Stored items

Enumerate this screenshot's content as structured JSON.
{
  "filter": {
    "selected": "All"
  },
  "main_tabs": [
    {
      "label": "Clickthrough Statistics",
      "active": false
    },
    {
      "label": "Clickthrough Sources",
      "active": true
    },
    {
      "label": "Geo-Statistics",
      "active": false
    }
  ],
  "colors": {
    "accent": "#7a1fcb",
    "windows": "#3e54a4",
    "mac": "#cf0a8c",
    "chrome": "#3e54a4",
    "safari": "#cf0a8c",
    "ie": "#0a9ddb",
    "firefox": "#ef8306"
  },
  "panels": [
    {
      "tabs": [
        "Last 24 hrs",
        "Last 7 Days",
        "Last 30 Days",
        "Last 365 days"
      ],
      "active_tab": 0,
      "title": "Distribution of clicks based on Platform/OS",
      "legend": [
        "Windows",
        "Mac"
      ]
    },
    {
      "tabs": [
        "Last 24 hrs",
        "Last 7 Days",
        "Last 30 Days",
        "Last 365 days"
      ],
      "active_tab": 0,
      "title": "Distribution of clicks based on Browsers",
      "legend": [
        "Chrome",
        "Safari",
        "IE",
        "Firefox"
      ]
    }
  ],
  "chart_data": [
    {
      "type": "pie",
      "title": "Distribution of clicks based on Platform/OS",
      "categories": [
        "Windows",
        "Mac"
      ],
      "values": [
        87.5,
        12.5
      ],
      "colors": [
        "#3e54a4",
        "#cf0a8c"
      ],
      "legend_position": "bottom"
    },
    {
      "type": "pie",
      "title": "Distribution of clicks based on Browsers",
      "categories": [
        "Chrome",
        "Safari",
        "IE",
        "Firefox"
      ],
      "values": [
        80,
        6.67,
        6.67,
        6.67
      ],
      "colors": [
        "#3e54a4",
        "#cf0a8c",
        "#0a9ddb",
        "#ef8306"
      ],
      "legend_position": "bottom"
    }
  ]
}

§ STATED PROBLEM: Go through the material above and count the lines that contain "Statistics"; give that number alone.

§ RESPONSE FOR THIS EXERCISE: 2